Using the data below, repeat all of it precisely.

MATERIAL SHOWN:
━━━━

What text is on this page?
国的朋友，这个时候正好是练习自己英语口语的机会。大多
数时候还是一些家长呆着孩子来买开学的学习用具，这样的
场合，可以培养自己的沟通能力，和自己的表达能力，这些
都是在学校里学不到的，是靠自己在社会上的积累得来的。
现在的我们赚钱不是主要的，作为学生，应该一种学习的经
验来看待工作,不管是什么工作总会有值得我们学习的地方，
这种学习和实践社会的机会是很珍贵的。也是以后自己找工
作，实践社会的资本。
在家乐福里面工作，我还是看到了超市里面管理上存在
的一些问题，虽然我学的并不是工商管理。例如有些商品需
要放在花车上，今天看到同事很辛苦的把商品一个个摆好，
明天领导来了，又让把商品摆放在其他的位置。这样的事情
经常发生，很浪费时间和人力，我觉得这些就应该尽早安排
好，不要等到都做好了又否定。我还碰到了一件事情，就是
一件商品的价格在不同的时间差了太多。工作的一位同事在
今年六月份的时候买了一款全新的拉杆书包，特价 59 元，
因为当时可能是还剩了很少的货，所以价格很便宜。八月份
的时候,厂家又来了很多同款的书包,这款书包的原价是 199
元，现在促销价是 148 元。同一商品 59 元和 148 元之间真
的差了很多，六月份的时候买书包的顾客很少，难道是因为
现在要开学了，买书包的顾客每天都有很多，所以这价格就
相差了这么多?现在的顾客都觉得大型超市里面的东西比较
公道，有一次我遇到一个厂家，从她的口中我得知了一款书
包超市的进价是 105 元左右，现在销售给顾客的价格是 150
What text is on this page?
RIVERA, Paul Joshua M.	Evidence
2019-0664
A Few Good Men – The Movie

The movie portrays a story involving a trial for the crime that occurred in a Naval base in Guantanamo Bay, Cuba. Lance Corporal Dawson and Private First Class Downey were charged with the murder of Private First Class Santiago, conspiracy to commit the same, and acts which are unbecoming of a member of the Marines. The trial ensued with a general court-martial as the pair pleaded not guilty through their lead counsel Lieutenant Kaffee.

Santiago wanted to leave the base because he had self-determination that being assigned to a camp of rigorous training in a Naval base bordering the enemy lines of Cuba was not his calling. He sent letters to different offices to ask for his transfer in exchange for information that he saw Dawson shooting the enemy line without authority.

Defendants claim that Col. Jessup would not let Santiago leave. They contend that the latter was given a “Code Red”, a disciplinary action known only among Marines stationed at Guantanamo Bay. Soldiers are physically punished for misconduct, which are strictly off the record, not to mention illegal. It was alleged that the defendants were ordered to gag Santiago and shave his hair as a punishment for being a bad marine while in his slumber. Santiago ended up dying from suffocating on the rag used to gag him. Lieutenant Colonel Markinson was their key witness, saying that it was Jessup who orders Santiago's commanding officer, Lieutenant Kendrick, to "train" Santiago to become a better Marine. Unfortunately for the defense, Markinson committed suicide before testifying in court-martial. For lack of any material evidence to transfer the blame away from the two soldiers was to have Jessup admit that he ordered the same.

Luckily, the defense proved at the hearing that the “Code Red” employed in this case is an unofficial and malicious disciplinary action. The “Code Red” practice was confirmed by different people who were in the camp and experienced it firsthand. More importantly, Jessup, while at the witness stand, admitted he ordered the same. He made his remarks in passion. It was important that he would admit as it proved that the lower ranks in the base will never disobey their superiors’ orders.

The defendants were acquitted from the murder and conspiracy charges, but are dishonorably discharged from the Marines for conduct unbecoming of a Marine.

━━━━

RIGHT ANSWER:
What text is on this page?
国的朋友，这个时候正好是练习自己英语口语的机会。大多
数时候还是一些家长呆着孩子来买开学的学习用具，这样的
场合，可以培养自己的沟通能力，和自己的表达能力，这些
都是在学校里学不到的，是靠自己在社会上的积累得来的。
现在的我们赚钱不是主要的，作为学生，应该一种学习的经
验来看待工作,不管是什么工作总会有值得我们学习的地方，
这种学习和实践社会的机会是很珍贵的。也是以后自己找工
作，实践社会的资本。
在家乐福里面工作，我还是看到了超市里面管理上存在
的一些问题，虽然我学的并不是工商管理。例如有些商品需
要放在花车上，今天看到同事很辛苦的把商品一个个摆好，
明天领导来了，又让把商品摆放在其他的位置。这样的事情
经常发生，很浪费时间和人力，我觉得这些就应该尽早安排
好，不要等到都做好了又否定。我还碰到了一件事情，就是
一件商品的价格在不同的时间差了太多。工作的一位同事在
今年六月份的时候买了一款全新的拉杆书包，特价 59 元，
因为当时可能是还剩了很少的货，所以价格很便宜。八月份
的时候,厂家又来了很多同款的书包,这款书包的原价是 199
元，现在促销价是 148 元。同一商品 59 元和 148 元之间真
的差了很多，六月份的时候买书包的顾客很少，难道是因为
现在要开学了，买书包的顾客每天都有很多，所以这价格就
相差了这么多?现在的顾客都觉得大型超市里面的东西比较
公道，有一次我遇到一个厂家，从她的口中我得知了一款书
包超市的进价是 105 元左右，现在销售给顾客的价格是 150
What text is on this page?
RIVERA, Paul Joshua M.	Evidence
2019-0664
A Few Good Men – The Movie

The movie portrays a story involving a trial for the crime that occurred in a Naval base in Guantanamo Bay, Cuba. Lance Corporal Dawson and Private First Class Downey were charged with the murder of Private First Class Santiago, conspiracy to commit the same, and acts which are unbecoming of a member of the Marines. The trial ensued with a general court-martial as the pair pleaded not guilty through their lead counsel Lieutenant Kaffee.

Santiago wanted to leave the base because he had self-determination that being assigned to a camp of rigorous training in a Naval base bordering the enemy lines of Cuba was not his calling. He sent letters to different offices to ask for his transfer in exchange for information that he saw Dawson shooting the enemy line without authority.

Defendants claim that Col. Jessup would not let Santiago leave. They contend that the latter was given a “Code Red”, a disciplinary action known only among Marines stationed at Guantanamo Bay. Soldiers are physically punished for misconduct, which are strictly off the record, not to mention illegal. It was alleged that the defendants were ordered to gag Santiago and shave his hair as a punishment for being a bad marine while in his slumber. Santiago ended up dying from suffocating on the rag used to gag him. Lieutenant Colonel Markinson was their key witness, saying that it was Jessup who orders Santiago's commanding officer, Lieutenant Kendrick, to "train" Santiago to become a better Marine. Unfortunately for the defense, Markinson committed suicide before testifying in court-martial. For lack of any material evidence to transfer the blame away from the two soldiers was to have Jessup admit that he ordered the same.

Luckily, the defense proved at the hearing that the “Code Red” employed in this case is an unofficial and malicious disciplinary action. The “Code Red” practice was confirmed by different people who were in the camp and experienced it firsthand. More importantly, Jessup, while at the witness stand, admitted he ordered the same. He made his remarks in passion. It was important that he would admit as it proved that the lower ranks in the base will never disobey their superiors’ orders.

The defendants were acquitted from the murder and conspiracy charges, but are dishonorably discharged from the Marines for conduct unbecoming of a Marine.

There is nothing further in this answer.